------ Task inputs ------
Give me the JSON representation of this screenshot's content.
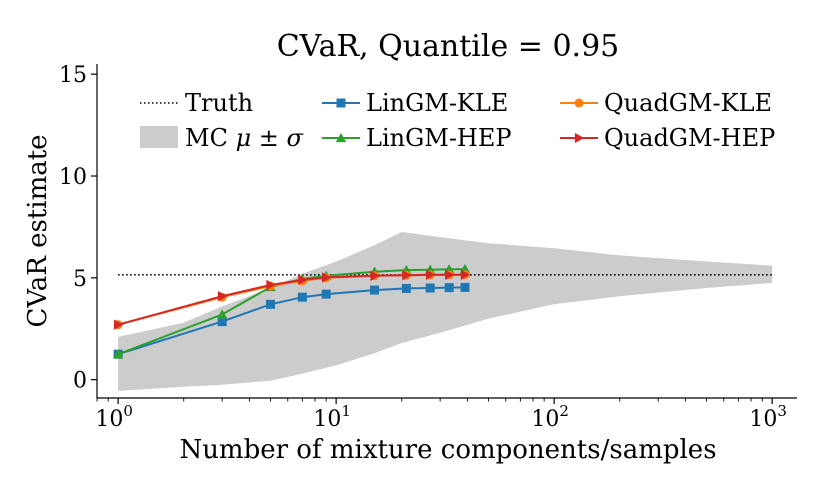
{
  "chart_data": {
    "type": "line",
    "title": "CVaR, Quantile = 0.95",
    "xlabel": "Number of mixture components/samples",
    "ylabel": "CVaR estimate",
    "xscale": "log",
    "xlim": [
      0.8,
      1300
    ],
    "ylim": [
      -0.9,
      15.5
    ],
    "yticks": [
      0,
      5,
      10,
      15
    ],
    "ytick_labels": [
      "0",
      "5",
      "10",
      "15"
    ],
    "xticks": [
      1,
      10,
      100,
      1000
    ],
    "xtick_labels": [
      {
        "base": "10",
        "exp": "0"
      },
      {
        "base": "10",
        "exp": "1"
      },
      {
        "base": "10",
        "exp": "2"
      },
      {
        "base": "10",
        "exp": "3"
      }
    ],
    "truth": {
      "name": "Truth",
      "value": 5.15,
      "color": "#000000"
    },
    "band": {
      "name_prefix": "MC",
      "name_math": "μ ± σ",
      "color": "#cccccc",
      "x": [
        1,
        2,
        3,
        5,
        7,
        10,
        15,
        20,
        30,
        50,
        100,
        200,
        500,
        1000
      ],
      "lower": [
        -0.55,
        -0.35,
        -0.25,
        -0.05,
        0.3,
        0.7,
        1.3,
        1.8,
        2.3,
        3.0,
        3.7,
        4.1,
        4.5,
        4.75
      ],
      "upper": [
        2.1,
        2.8,
        3.6,
        4.5,
        5.2,
        5.8,
        6.6,
        7.25,
        7.0,
        6.7,
        6.45,
        6.1,
        5.8,
        5.6
      ]
    },
    "series": [
      {
        "name": "LinGM-KLE",
        "color": "#1f77b4",
        "marker": "square",
        "x": [
          1,
          3,
          5,
          7,
          9,
          15,
          21,
          27,
          33,
          39
        ],
        "values": [
          1.25,
          2.85,
          3.7,
          4.05,
          4.2,
          4.4,
          4.48,
          4.5,
          4.52,
          4.53
        ]
      },
      {
        "name": "LinGM-HEP",
        "color": "#2ca02c",
        "marker": "triangle-up",
        "x": [
          1,
          3,
          5,
          7,
          9,
          15,
          21,
          27,
          33,
          39
        ],
        "values": [
          1.25,
          3.2,
          4.55,
          4.95,
          5.1,
          5.3,
          5.38,
          5.4,
          5.42,
          5.43
        ]
      },
      {
        "name": "QuadGM-KLE",
        "color": "#ff7f0e",
        "marker": "circle",
        "x": [
          1,
          3,
          5,
          7,
          9,
          15,
          21,
          27,
          33,
          39
        ],
        "values": [
          2.7,
          4.05,
          4.6,
          4.85,
          5.0,
          5.1,
          5.13,
          5.14,
          5.15,
          5.15
        ]
      },
      {
        "name": "QuadGM-HEP",
        "color": "#d62728",
        "marker": "triangle-right",
        "x": [
          1,
          3,
          5,
          7,
          9,
          15,
          21,
          27,
          33,
          39
        ],
        "values": [
          2.7,
          4.1,
          4.65,
          4.9,
          5.02,
          5.1,
          5.13,
          5.15,
          5.15,
          5.15
        ]
      }
    ],
    "legend": {
      "position": "top-left",
      "columns": 3
    }
  }
}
------
▶ _What to do_: Quote the data above in full and without alteration; skip the pictures.

▶ _Completed exercise_:
Give me the JSON representation of this screenshot's content.
{
  "chart_data": {
    "type": "line",
    "title": "CVaR, Quantile = 0.95",
    "xlabel": "Number of mixture components/samples",
    "ylabel": "CVaR estimate",
    "xscale": "log",
    "xlim": [
      0.8,
      1300
    ],
    "ylim": [
      -0.9,
      15.5
    ],
    "yticks": [
      0,
      5,
      10,
      15
    ],
    "ytick_labels": [
      "0",
      "5",
      "10",
      "15"
    ],
    "xticks": [
      1,
      10,
      100,
      1000
    ],
    "xtick_labels": [
      {
        "base": "10",
        "exp": "0"
      },
      {
        "base": "10",
        "exp": "1"
      },
      {
        "base": "10",
        "exp": "2"
      },
      {
        "base": "10",
        "exp": "3"
      }
    ],
    "truth": {
      "name": "Truth",
      "value": 5.15,
      "color": "#000000"
    },
    "band": {
      "name_prefix": "MC",
      "name_math": "μ ± σ",
      "color": "#cccccc",
      "x": [
        1,
        2,
        3,
        5,
        7,
        10,
        15,
        20,
        30,
        50,
        100,
        200,
        500,
        1000
      ],
      "lower": [
        -0.55,
        -0.35,
        -0.25,
        -0.05,
        0.3,
        0.7,
        1.3,
        1.8,
        2.3,
        3.0,
        3.7,
        4.1,
        4.5,
        4.75
      ],
      "upper": [
        2.1,
        2.8,
        3.6,
        4.5,
        5.2,
        5.8,
        6.6,
        7.25,
        7.0,
        6.7,
        6.45,
        6.1,
        5.8,
        5.6
      ]
    },
    "series": [
      {
        "name": "LinGM-KLE",
        "color": "#1f77b4",
        "marker": "square",
        "x": [
          1,
          3,
          5,
          7,
          9,
          15,
          21,
          27,
          33,
          39
        ],
        "values": [
          1.25,
          2.85,
          3.7,
          4.05,
          4.2,
          4.4,
          4.48,
          4.5,
          4.52,
          4.53
        ]
      },
      {
        "name": "LinGM-HEP",
        "color": "#2ca02c",
        "marker": "triangle-up",
        "x": [
          1,
          3,
          5,
          7,
          9,
          15,
          21,
          27,
          33,
          39
        ],
        "values": [
          1.25,
          3.2,
          4.55,
          4.95,
          5.1,
          5.3,
          5.38,
          5.4,
          5.42,
          5.43
        ]
      },
      {
        "name": "QuadGM-KLE",
        "color": "#ff7f0e",
        "marker": "circle",
        "x": [
          1,
          3,
          5,
          7,
          9,
          15,
          21,
          27,
          33,
          39
        ],
        "values": [
          2.7,
          4.05,
          4.6,
          4.85,
          5.0,
          5.1,
          5.13,
          5.14,
          5.15,
          5.15
        ]
      },
      {
        "name": "QuadGM-HEP",
        "color": "#d62728",
        "marker": "triangle-right",
        "x": [
          1,
          3,
          5,
          7,
          9,
          15,
          21,
          27,
          33,
          39
        ],
        "values": [
          2.7,
          4.1,
          4.65,
          4.9,
          5.02,
          5.1,
          5.13,
          5.15,
          5.15,
          5.15
        ]
      }
    ],
    "legend": {
      "position": "top-left",
      "columns": 3
    }
  }
}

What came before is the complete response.